Dataset excerpt
•••

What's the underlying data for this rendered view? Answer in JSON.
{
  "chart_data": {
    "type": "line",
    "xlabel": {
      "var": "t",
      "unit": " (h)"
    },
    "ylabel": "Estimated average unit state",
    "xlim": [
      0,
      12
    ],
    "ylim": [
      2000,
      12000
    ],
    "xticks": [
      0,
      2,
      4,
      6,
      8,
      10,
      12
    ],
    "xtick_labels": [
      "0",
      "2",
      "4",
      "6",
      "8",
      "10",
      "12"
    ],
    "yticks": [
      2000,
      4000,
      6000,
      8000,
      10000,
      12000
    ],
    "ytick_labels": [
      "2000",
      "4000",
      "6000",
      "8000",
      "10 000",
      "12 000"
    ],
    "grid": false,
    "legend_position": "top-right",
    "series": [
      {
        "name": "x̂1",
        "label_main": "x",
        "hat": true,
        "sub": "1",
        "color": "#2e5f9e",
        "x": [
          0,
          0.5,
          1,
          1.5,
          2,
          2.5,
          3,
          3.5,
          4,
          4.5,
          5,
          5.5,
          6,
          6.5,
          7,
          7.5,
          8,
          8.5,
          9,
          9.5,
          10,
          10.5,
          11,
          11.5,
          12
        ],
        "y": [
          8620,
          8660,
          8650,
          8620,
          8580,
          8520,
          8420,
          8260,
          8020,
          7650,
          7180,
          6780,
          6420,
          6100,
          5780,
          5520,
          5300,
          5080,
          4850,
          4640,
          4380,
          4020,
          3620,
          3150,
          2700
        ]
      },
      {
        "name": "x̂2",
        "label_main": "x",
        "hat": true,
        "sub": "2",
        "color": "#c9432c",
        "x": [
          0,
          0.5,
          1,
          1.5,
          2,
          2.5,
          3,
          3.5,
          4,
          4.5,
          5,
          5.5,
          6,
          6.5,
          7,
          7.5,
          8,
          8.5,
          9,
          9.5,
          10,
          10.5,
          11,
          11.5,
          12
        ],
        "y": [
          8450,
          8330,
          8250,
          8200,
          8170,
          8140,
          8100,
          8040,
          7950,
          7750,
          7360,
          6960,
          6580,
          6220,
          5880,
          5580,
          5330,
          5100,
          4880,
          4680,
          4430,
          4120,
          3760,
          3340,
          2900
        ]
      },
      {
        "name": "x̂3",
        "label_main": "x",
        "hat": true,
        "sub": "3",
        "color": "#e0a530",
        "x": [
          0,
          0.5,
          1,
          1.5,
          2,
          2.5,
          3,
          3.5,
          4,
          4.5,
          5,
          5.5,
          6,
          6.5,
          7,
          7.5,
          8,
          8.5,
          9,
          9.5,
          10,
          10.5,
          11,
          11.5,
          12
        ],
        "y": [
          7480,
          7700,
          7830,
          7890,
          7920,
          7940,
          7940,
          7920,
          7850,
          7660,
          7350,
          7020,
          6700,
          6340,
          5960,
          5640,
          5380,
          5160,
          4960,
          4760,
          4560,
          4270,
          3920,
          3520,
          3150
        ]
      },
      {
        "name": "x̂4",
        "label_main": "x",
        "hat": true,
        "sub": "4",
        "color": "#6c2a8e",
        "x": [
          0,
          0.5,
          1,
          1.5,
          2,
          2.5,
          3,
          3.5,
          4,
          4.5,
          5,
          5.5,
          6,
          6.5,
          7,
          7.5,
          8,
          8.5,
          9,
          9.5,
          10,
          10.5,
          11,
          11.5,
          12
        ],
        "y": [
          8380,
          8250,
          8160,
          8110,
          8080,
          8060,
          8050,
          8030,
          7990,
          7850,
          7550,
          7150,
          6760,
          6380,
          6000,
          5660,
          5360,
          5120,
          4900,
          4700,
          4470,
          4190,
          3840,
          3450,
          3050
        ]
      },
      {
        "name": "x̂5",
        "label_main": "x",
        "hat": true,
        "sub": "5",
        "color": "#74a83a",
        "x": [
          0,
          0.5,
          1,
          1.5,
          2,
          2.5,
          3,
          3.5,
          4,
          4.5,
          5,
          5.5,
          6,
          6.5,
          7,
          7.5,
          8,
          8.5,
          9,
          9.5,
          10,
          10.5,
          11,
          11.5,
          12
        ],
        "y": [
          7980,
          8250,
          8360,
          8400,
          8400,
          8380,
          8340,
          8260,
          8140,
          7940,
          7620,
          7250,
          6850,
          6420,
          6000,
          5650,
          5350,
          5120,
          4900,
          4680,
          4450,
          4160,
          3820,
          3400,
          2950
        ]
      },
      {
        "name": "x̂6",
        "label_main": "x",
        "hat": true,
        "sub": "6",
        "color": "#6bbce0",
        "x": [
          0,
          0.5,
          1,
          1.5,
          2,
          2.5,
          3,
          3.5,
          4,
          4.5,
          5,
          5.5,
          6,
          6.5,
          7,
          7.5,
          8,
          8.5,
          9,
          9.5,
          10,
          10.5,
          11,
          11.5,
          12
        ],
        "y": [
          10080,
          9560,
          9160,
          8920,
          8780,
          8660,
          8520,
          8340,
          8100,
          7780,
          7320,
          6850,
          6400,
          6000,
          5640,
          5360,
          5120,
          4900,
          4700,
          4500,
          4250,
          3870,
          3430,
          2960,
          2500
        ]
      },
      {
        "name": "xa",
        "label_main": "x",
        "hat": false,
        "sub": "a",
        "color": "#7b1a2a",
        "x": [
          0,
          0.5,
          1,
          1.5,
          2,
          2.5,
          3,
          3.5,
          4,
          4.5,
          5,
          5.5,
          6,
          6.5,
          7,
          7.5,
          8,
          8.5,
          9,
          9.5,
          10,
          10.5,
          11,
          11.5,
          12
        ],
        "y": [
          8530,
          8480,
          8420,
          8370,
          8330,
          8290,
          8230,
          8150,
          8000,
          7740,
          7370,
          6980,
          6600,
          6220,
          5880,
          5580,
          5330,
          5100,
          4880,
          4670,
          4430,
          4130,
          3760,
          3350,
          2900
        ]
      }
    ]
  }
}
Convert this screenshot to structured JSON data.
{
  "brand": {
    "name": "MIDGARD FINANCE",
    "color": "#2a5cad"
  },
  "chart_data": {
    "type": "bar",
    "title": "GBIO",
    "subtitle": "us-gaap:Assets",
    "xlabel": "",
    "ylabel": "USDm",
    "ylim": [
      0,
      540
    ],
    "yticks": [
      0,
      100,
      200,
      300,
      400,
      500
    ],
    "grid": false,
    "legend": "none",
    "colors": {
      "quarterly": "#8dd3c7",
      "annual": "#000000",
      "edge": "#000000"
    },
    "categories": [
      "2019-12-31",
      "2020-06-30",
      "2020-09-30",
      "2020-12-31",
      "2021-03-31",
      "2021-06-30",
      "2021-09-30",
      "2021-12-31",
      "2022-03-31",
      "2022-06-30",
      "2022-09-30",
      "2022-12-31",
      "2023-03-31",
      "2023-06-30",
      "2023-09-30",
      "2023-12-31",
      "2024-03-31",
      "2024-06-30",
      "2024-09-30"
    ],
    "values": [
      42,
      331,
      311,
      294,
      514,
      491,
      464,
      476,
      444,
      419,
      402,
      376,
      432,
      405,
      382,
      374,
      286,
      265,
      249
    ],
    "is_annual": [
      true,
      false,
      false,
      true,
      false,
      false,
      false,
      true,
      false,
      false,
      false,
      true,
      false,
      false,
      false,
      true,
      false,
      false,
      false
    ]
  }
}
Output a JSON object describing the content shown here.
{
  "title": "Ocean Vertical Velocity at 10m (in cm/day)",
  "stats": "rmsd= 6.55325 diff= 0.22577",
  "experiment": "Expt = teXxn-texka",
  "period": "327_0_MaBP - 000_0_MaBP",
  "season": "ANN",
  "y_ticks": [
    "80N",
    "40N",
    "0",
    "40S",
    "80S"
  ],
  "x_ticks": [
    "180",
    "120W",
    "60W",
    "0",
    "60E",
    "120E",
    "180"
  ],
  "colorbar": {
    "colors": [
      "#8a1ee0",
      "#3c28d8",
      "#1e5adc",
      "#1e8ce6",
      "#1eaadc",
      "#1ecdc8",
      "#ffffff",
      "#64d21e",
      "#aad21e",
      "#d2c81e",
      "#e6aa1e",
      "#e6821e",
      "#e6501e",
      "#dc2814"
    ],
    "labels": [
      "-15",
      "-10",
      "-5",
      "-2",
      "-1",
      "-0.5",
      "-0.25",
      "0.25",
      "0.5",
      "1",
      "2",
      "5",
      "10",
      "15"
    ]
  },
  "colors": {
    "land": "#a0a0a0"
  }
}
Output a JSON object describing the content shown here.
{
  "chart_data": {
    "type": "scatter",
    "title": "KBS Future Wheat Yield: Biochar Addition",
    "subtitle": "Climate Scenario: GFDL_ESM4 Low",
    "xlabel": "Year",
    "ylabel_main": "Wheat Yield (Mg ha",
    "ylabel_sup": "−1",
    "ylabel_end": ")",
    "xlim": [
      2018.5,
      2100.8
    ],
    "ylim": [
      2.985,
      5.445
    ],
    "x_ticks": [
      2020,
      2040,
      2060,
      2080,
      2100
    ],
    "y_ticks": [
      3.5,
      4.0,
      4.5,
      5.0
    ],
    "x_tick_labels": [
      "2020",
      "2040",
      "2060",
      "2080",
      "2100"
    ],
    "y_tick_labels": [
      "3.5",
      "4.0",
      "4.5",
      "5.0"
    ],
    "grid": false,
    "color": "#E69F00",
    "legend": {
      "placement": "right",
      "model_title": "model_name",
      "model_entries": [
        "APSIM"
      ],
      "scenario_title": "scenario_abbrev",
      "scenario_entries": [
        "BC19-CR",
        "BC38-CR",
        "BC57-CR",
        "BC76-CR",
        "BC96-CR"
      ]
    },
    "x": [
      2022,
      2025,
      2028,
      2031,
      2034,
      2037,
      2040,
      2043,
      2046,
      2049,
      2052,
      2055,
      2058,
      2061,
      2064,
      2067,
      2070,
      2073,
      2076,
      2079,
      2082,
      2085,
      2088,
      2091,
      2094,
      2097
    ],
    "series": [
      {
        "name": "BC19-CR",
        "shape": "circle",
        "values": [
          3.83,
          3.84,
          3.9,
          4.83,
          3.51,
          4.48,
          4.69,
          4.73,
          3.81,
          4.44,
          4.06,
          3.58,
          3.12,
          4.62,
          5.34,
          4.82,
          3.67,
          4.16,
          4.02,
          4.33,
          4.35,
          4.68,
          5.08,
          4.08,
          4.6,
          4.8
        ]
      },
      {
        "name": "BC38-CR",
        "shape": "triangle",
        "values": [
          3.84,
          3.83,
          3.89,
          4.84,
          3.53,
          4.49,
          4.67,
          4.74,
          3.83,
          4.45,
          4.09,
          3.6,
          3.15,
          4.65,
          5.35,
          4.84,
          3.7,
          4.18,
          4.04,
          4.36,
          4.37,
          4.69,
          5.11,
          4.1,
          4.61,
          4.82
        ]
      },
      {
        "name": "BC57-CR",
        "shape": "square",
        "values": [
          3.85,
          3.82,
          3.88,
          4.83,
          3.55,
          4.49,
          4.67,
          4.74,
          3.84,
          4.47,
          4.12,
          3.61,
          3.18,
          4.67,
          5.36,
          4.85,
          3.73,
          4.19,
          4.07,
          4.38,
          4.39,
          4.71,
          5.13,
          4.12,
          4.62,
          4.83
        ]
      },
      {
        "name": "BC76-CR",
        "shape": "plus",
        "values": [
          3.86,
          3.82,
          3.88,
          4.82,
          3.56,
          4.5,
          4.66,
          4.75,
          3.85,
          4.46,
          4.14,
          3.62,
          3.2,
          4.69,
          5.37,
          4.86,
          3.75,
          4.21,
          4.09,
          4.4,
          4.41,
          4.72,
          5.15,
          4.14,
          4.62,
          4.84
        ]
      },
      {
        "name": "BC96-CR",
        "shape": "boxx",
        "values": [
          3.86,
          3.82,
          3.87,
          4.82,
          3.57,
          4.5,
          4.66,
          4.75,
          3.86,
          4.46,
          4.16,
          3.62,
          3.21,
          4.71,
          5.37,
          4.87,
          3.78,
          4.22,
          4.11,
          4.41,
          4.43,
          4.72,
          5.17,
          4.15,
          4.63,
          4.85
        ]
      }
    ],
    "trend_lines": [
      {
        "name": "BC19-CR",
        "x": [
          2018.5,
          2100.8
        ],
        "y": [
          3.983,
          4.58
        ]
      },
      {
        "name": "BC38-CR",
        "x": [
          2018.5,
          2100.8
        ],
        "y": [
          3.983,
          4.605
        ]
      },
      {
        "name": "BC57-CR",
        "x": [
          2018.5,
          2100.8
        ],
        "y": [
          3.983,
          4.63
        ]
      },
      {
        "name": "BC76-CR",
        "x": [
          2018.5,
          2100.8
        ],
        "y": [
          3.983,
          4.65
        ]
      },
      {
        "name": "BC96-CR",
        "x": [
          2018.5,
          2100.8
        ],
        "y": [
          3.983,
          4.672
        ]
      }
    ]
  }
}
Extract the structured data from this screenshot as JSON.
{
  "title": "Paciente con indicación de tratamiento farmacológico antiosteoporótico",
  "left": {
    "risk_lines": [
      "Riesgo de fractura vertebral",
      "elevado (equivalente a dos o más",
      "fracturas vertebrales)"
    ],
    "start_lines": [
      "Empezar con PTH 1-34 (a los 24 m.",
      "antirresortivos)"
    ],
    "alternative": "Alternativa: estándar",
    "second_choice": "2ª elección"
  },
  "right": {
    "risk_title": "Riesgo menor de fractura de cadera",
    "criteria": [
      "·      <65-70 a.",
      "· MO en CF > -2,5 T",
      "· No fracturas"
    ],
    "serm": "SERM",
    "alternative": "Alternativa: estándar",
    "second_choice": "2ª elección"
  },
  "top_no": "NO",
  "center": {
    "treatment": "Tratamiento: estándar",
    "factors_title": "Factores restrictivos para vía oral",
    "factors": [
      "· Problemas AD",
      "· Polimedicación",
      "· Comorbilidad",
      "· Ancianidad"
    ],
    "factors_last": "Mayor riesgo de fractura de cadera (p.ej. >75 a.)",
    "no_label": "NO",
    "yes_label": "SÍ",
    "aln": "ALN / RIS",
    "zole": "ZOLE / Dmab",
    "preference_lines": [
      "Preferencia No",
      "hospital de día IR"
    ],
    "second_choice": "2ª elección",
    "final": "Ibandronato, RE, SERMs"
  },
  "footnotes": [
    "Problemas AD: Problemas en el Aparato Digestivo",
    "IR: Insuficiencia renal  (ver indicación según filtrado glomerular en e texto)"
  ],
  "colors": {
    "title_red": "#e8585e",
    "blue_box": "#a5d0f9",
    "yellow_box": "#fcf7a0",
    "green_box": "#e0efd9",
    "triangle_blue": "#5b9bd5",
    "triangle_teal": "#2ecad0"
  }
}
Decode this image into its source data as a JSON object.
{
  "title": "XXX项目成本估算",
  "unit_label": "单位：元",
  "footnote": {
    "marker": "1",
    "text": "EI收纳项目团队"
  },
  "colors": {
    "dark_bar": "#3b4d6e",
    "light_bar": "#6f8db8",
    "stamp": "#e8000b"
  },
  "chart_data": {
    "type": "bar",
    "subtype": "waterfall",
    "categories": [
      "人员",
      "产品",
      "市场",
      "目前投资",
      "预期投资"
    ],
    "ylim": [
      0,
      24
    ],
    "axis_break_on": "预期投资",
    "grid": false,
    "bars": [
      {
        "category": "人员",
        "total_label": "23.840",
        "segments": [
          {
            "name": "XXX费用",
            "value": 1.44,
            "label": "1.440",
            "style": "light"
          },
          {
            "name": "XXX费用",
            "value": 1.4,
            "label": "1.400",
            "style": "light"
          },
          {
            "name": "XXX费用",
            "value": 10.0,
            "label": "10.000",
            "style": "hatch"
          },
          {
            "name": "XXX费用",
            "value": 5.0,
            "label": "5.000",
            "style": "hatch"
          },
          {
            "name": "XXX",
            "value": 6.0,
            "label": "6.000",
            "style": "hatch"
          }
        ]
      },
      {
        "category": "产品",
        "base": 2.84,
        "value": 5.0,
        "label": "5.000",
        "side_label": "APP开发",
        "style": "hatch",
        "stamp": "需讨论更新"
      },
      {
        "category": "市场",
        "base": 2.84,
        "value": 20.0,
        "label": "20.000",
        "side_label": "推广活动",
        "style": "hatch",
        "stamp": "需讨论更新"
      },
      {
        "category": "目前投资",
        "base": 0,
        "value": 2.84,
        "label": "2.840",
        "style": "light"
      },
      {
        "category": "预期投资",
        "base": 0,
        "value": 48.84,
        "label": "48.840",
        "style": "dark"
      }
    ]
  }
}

•••

▶ [EXERCISE DETAILS]: Pull out every line above that holds the word "fracturas".

▶ [SOLUTION TO THIS EXERCISE]:
      "fracturas vertebrales)"
      "· No fracturas"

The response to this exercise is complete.